======== INPUT MATERIAL

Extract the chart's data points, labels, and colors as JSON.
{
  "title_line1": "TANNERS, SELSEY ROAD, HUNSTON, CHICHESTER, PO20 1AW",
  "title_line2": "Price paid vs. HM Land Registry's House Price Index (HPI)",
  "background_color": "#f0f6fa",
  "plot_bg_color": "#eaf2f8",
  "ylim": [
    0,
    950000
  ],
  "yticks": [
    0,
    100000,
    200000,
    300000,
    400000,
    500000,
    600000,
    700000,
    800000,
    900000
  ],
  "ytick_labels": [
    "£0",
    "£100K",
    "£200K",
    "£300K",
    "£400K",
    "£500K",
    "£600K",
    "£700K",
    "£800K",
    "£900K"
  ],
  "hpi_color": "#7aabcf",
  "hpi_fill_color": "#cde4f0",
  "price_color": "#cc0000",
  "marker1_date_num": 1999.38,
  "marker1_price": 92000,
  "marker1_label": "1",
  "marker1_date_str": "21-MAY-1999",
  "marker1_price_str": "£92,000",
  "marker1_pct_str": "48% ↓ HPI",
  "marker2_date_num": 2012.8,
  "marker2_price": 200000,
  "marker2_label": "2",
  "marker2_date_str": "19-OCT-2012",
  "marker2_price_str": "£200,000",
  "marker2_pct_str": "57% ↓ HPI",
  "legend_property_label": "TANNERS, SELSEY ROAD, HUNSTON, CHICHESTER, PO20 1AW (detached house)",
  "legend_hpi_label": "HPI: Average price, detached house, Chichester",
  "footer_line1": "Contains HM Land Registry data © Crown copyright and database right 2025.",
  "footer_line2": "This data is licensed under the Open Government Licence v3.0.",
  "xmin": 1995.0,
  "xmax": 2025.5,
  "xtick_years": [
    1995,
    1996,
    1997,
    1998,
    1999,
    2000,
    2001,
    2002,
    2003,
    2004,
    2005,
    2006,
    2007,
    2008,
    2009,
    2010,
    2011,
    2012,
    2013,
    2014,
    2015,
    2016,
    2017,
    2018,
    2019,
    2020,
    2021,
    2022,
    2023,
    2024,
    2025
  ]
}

================

■ **AIM**
Print the material above once more, exactly.

■ **ANSWER TO THE TASK**
Extract the chart's data points, labels, and colors as JSON.
{
  "title_line1": "TANNERS, SELSEY ROAD, HUNSTON, CHICHESTER, PO20 1AW",
  "title_line2": "Price paid vs. HM Land Registry's House Price Index (HPI)",
  "background_color": "#f0f6fa",
  "plot_bg_color": "#eaf2f8",
  "ylim": [
    0,
    950000
  ],
  "yticks": [
    0,
    100000,
    200000,
    300000,
    400000,
    500000,
    600000,
    700000,
    800000,
    900000
  ],
  "ytick_labels": [
    "£0",
    "£100K",
    "£200K",
    "£300K",
    "£400K",
    "£500K",
    "£600K",
    "£700K",
    "£800K",
    "£900K"
  ],
  "hpi_color": "#7aabcf",
  "hpi_fill_color": "#cde4f0",
  "price_color": "#cc0000",
  "marker1_date_num": 1999.38,
  "marker1_price": 92000,
  "marker1_label": "1",
  "marker1_date_str": "21-MAY-1999",
  "marker1_price_str": "£92,000",
  "marker1_pct_str": "48% ↓ HPI",
  "marker2_date_num": 2012.8,
  "marker2_price": 200000,
  "marker2_label": "2",
  "marker2_date_str": "19-OCT-2012",
  "marker2_price_str": "£200,000",
  "marker2_pct_str": "57% ↓ HPI",
  "legend_property_label": "TANNERS, SELSEY ROAD, HUNSTON, CHICHESTER, PO20 1AW (detached house)",
  "legend_hpi_label": "HPI: Average price, detached house, Chichester",
  "footer_line1": "Contains HM Land Registry data © Crown copyright and database right 2025.",
  "footer_line2": "This data is licensed under the Open Government Licence v3.0.",
  "xmin": 1995.0,
  "xmax": 2025.5,
  "xtick_years": [
    1995,
    1996,
    1997,
    1998,
    1999,
    2000,
    2001,
    2002,
    2003,
    2004,
    2005,
    2006,
    2007,
    2008,
    2009,
    2010,
    2011,
    2012,
    2013,
    2014,
    2015,
    2016,
    2017,
    2018,
    2019,
    2020,
    2021,
    2022,
    2023,
    2024,
    2025
  ]
}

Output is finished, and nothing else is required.